## EXTRACTED INFORMATION

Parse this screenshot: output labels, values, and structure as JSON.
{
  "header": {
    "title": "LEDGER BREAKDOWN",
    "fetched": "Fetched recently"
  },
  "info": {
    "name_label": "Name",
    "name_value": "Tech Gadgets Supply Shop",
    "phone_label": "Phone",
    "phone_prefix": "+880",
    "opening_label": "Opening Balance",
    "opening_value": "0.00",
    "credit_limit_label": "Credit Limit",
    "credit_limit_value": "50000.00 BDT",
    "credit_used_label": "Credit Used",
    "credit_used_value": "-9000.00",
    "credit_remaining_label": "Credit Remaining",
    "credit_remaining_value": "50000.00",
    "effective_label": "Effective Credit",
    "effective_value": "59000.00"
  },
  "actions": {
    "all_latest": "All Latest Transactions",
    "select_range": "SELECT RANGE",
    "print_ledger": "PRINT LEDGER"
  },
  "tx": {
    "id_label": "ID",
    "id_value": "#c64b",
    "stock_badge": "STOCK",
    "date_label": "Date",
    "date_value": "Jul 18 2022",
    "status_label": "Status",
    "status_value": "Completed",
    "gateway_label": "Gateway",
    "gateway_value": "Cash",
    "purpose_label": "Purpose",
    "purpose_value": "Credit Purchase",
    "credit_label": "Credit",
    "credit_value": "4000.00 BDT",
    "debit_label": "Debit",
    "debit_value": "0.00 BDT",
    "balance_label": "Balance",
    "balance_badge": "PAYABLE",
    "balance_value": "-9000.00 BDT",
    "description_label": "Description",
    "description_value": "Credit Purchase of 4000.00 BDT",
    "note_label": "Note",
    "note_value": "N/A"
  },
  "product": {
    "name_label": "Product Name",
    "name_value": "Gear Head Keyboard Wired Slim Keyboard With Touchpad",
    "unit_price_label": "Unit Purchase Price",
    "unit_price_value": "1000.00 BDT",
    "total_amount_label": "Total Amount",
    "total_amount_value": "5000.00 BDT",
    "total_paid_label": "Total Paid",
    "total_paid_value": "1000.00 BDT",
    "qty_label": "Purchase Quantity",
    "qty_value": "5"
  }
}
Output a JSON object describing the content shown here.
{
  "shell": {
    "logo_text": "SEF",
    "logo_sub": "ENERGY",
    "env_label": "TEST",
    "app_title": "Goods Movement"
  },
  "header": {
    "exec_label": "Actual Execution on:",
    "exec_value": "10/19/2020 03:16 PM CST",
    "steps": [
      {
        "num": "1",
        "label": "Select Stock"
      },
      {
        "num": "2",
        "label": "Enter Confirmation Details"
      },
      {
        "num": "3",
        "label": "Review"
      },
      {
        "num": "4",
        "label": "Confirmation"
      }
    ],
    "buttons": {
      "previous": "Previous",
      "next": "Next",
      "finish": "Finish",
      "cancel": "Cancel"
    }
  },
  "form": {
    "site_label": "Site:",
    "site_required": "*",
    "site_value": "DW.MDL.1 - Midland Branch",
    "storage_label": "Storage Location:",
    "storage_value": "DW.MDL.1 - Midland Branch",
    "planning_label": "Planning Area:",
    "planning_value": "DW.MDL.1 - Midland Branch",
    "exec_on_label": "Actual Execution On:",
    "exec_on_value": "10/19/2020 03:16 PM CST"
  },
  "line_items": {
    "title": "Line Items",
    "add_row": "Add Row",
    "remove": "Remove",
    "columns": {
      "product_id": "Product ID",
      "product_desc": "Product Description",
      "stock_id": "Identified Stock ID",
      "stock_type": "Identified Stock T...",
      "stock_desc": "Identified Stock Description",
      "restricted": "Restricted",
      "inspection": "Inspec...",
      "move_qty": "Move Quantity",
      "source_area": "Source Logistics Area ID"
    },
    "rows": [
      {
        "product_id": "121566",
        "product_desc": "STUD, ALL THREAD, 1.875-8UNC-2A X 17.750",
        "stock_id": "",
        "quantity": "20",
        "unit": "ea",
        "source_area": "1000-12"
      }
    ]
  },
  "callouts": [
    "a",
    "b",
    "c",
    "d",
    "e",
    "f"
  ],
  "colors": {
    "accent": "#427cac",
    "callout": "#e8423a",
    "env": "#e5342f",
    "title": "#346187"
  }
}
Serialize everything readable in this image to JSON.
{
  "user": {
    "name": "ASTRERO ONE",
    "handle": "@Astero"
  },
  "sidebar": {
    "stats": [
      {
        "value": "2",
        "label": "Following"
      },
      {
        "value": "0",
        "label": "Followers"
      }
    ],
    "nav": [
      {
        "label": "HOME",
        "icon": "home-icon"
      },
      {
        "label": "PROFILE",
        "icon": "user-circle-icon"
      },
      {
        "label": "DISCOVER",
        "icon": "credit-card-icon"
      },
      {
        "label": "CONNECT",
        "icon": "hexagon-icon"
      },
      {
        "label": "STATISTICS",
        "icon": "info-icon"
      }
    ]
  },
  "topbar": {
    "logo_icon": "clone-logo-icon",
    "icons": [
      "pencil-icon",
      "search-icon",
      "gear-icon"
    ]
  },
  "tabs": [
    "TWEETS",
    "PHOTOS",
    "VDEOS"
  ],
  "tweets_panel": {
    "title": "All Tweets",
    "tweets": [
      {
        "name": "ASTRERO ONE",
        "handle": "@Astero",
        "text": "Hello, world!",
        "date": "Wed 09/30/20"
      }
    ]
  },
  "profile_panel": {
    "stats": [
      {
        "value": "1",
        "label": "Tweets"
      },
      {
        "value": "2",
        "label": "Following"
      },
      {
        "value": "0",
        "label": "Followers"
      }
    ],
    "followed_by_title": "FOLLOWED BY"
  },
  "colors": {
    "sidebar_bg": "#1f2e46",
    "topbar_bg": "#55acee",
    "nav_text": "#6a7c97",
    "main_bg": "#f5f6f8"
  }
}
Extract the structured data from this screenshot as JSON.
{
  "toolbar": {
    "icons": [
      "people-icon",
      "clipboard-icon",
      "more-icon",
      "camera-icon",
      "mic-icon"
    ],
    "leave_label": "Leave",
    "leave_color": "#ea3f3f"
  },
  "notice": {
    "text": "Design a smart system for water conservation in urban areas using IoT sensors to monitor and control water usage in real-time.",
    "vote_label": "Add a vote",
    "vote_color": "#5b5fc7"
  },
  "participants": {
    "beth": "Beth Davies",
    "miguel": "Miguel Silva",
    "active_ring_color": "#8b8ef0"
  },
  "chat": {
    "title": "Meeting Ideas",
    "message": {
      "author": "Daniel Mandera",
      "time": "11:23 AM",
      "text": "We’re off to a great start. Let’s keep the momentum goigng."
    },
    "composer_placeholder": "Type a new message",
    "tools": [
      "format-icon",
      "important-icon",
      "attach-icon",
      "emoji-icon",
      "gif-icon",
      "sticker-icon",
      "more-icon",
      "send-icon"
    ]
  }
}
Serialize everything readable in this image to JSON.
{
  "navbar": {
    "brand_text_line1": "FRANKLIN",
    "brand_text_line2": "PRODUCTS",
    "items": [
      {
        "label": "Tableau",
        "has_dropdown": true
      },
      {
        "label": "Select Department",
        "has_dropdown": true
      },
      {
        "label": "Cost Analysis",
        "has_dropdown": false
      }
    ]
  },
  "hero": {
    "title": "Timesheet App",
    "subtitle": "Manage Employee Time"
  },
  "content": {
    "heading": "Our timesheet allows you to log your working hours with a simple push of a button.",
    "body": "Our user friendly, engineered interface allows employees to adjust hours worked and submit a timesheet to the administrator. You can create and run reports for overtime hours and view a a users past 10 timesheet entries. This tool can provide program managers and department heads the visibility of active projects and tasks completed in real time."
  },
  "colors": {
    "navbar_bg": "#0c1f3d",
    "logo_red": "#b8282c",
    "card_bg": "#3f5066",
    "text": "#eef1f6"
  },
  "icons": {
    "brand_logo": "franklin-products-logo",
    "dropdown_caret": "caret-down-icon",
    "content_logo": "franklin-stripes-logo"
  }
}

## WHAT THE EXERCISE ASKS
Repeat the records above exactly as they appear.

## RESULT
Parse this screenshot: output labels, values, and structure as JSON.
{
  "header": {
    "title": "LEDGER BREAKDOWN",
    "fetched": "Fetched recently"
  },
  "info": {
    "name_label": "Name",
    "name_value": "Tech Gadgets Supply Shop",
    "phone_label": "Phone",
    "phone_prefix": "+880",
    "opening_label": "Opening Balance",
    "opening_value": "0.00",
    "credit_limit_label": "Credit Limit",
    "credit_limit_value": "50000.00 BDT",
    "credit_used_label": "Credit Used",
    "credit_used_value": "-9000.00",
    "credit_remaining_label": "Credit Remaining",
    "credit_remaining_value": "50000.00",
    "effective_label": "Effective Credit",
    "effective_value": "59000.00"
  },
  "actions": {
    "all_latest": "All Latest Transactions",
    "select_range": "SELECT RANGE",
    "print_ledger": "PRINT LEDGER"
  },
  "tx": {
    "id_label": "ID",
    "id_value": "#c64b",
    "stock_badge": "STOCK",
    "date_label": "Date",
    "date_value": "Jul 18 2022",
    "status_label": "Status",
    "status_value": "Completed",
    "gateway_label": "Gateway",
    "gateway_value": "Cash",
    "purpose_label": "Purpose",
    "purpose_value": "Credit Purchase",
    "credit_label": "Credit",
    "credit_value": "4000.00 BDT",
    "debit_label": "Debit",
    "debit_value": "0.00 BDT",
    "balance_label": "Balance",
    "balance_badge": "PAYABLE",
    "balance_value": "-9000.00 BDT",
    "description_label": "Description",
    "description_value": "Credit Purchase of 4000.00 BDT",
    "note_label": "Note",
    "note_value": "N/A"
  },
  "product": {
    "name_label": "Product Name",
    "name_value": "Gear Head Keyboard Wired Slim Keyboard With Touchpad",
    "unit_price_label": "Unit Purchase Price",
    "unit_price_value": "1000.00 BDT",
    "total_amount_label": "Total Amount",
    "total_amount_value": "5000.00 BDT",
    "total_paid_label": "Total Paid",
    "total_paid_value": "1000.00 BDT",
    "qty_label": "Purchase Quantity",
    "qty_value": "5"
  }
}
Output a JSON object describing the content shown here.
{
  "shell": {
    "logo_text": "SEF",
    "logo_sub": "ENERGY",
    "env_label": "TEST",
    "app_title": "Goods Movement"
  },
  "header": {
    "exec_label": "Actual Execution on:",
    "exec_value": "10/19/2020 03:16 PM CST",
    "steps": [
      {
        "num": "1",
        "label": "Select Stock"
      },
      {
        "num": "2",
        "label": "Enter Confirmation Details"
      },
      {
        "num": "3",
        "label": "Review"
      },
      {
        "num": "4",
        "label": "Confirmation"
      }
    ],
    "buttons": {
      "previous": "Previous",
      "next": "Next",
      "finish": "Finish",
      "cancel": "Cancel"
    }
  },
  "form": {
    "site_label": "Site:",
    "site_required": "*",
    "site_value": "DW.MDL.1 - Midland Branch",
    "storage_label": "Storage Location:",
    "storage_value": "DW.MDL.1 - Midland Branch",
    "planning_label": "Planning Area:",
    "planning_value": "DW.MDL.1 - Midland Branch",
    "exec_on_label": "Actual Execution On:",
    "exec_on_value": "10/19/2020 03:16 PM CST"
  },
  "line_items": {
    "title": "Line Items",
    "add_row": "Add Row",
    "remove": "Remove",
    "columns": {
      "product_id": "Product ID",
      "product_desc": "Product Description",
      "stock_id": "Identified Stock ID",
      "stock_type": "Identified Stock T...",
      "stock_desc": "Identified Stock Description",
      "restricted": "Restricted",
      "inspection": "Inspec...",
      "move_qty": "Move Quantity",
      "source_area": "Source Logistics Area ID"
    },
    "rows": [
      {
        "product_id": "121566",
        "product_desc": "STUD, ALL THREAD, 1.875-8UNC-2A X 17.750",
        "stock_id": "",
        "quantity": "20",
        "unit": "ea",
        "source_area": "1000-12"
      }
    ]
  },
  "callouts": [
    "a",
    "b",
    "c",
    "d",
    "e",
    "f"
  ],
  "colors": {
    "accent": "#427cac",
    "callout": "#e8423a",
    "env": "#e5342f",
    "title": "#346187"
  }
}
Serialize everything readable in this image to JSON.
{
  "user": {
    "name": "ASTRERO ONE",
    "handle": "@Astero"
  },
  "sidebar": {
    "stats": [
      {
        "value": "2",
        "label": "Following"
      },
      {
        "value": "0",
        "label": "Followers"
      }
    ],
    "nav": [
      {
        "label": "HOME",
        "icon": "home-icon"
      },
      {
        "label": "PROFILE",
        "icon": "user-circle-icon"
      },
      {
        "label": "DISCOVER",
        "icon": "credit-card-icon"
      },
      {
        "label": "CONNECT",
        "icon": "hexagon-icon"
      },
      {
        "label": "STATISTICS",
        "icon": "info-icon"
      }
    ]
  },
  "topbar": {
    "logo_icon": "clone-logo-icon",
    "icons": [
      "pencil-icon",
      "search-icon",
      "gear-icon"
    ]
  },
  "tabs": [
    "TWEETS",
    "PHOTOS",
    "VDEOS"
  ],
  "tweets_panel": {
    "title": "All Tweets",
    "tweets": [
      {
        "name": "ASTRERO ONE",
        "handle": "@Astero",
        "text": "Hello, world!",
        "date": "Wed 09/30/20"
      }
    ]
  },
  "profile_panel": {
    "stats": [
      {
        "value": "1",
        "label": "Tweets"
      },
      {
        "value": "2",
        "label": "Following"
      },
      {
        "value": "0",
        "label": "Followers"
      }
    ],
    "followed_by_title": "FOLLOWED BY"
  },
  "colors": {
    "sidebar_bg": "#1f2e46",
    "topbar_bg": "#55acee",
    "nav_text": "#6a7c97",
    "main_bg": "#f5f6f8"
  }
}
Extract the structured data from this screenshot as JSON.
{
  "toolbar": {
    "icons": [
      "people-icon",
      "clipboard-icon",
      "more-icon",
      "camera-icon",
      "mic-icon"
    ],
    "leave_label": "Leave",
    "leave_color": "#ea3f3f"
  },
  "notice": {
    "text": "Design a smart system for water conservation in urban areas using IoT sensors to monitor and control water usage in real-time.",
    "vote_label": "Add a vote",
    "vote_color": "#5b5fc7"
  },
  "participants": {
    "beth": "Beth Davies",
    "miguel": "Miguel Silva",
    "active_ring_color": "#8b8ef0"
  },
  "chat": {
    "title": "Meeting Ideas",
    "message": {
      "author": "Daniel Mandera",
      "time": "11:23 AM",
      "text": "We’re off to a great start. Let’s keep the momentum goigng."
    },
    "composer_placeholder": "Type a new message",
    "tools": [
      "format-icon",
      "important-icon",
      "attach-icon",
      "emoji-icon",
      "gif-icon",
      "sticker-icon",
      "more-icon",
      "send-icon"
    ]
  }
}
Serialize everything readable in this image to JSON.
{
  "navbar": {
    "brand_text_line1": "FRANKLIN",
    "brand_text_line2": "PRODUCTS",
    "items": [
      {
        "label": "Tableau",
        "has_dropdown": true
      },
      {
        "label": "Select Department",
        "has_dropdown": true
      },
      {
        "label": "Cost Analysis",
        "has_dropdown": false
      }
    ]
  },
  "hero": {
    "title": "Timesheet App",
    "subtitle": "Manage Employee Time"
  },
  "content": {
    "heading": "Our timesheet allows you to log your working hours with a simple push of a button.",
    "body": "Our user friendly, engineered interface allows employees to adjust hours worked and submit a timesheet to the administrator. You can create and run reports for overtime hours and view a a users past 10 timesheet entries. This tool can provide program managers and department heads the visibility of active projects and tasks completed in real time."
  },
  "colors": {
    "navbar_bg": "#0c1f3d",
    "logo_red": "#b8282c",
    "card_bg": "#3f5066",
    "text": "#eef1f6"
  },
  "icons": {
    "brand_logo": "franklin-products-logo",
    "dropdown_caret": "caret-down-icon",
    "content_logo": "franklin-stripes-logo"
  }
}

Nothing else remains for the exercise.